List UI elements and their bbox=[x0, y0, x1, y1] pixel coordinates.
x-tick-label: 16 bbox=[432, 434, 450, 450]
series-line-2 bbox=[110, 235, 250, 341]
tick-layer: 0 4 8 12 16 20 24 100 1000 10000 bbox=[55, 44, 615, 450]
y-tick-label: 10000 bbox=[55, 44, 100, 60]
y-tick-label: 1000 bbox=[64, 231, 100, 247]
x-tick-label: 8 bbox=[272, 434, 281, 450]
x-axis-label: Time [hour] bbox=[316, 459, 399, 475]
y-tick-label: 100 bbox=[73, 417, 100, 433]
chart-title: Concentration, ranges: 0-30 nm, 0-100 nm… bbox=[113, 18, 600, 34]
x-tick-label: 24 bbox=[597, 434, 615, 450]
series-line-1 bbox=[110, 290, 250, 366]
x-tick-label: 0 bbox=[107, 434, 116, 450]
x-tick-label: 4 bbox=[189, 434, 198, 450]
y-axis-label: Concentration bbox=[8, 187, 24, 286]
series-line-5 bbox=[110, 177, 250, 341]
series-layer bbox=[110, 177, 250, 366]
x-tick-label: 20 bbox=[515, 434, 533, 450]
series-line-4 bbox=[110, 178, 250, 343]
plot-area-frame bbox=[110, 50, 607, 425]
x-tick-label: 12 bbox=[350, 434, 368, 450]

# What you should do
Copy every one of the rows above word for word, in the same order.

# Task response
List UI elements and their bbox=[x0, y0, x1, y1] pixel coordinates.
x-tick-label: 16 bbox=[432, 434, 450, 450]
series-line-2 bbox=[110, 235, 250, 341]
tick-layer: 0 4 8 12 16 20 24 100 1000 10000 bbox=[55, 44, 615, 450]
y-tick-label: 10000 bbox=[55, 44, 100, 60]
y-tick-label: 1000 bbox=[64, 231, 100, 247]
x-tick-label: 8 bbox=[272, 434, 281, 450]
x-axis-label: Time [hour] bbox=[316, 459, 399, 475]
y-tick-label: 100 bbox=[73, 417, 100, 433]
chart-title: Concentration, ranges: 0-30 nm, 0-100 nm… bbox=[113, 18, 600, 34]
x-tick-label: 24 bbox=[597, 434, 615, 450]
series-line-1 bbox=[110, 290, 250, 366]
x-tick-label: 0 bbox=[107, 434, 116, 450]
x-tick-label: 4 bbox=[189, 434, 198, 450]
y-axis-label: Concentration bbox=[8, 187, 24, 286]
series-line-5 bbox=[110, 177, 250, 341]
series-layer bbox=[110, 177, 250, 366]
x-tick-label: 20 bbox=[515, 434, 533, 450]
series-line-4 bbox=[110, 178, 250, 343]
plot-area-frame bbox=[110, 50, 607, 425]
x-tick-label: 12 bbox=[350, 434, 368, 450]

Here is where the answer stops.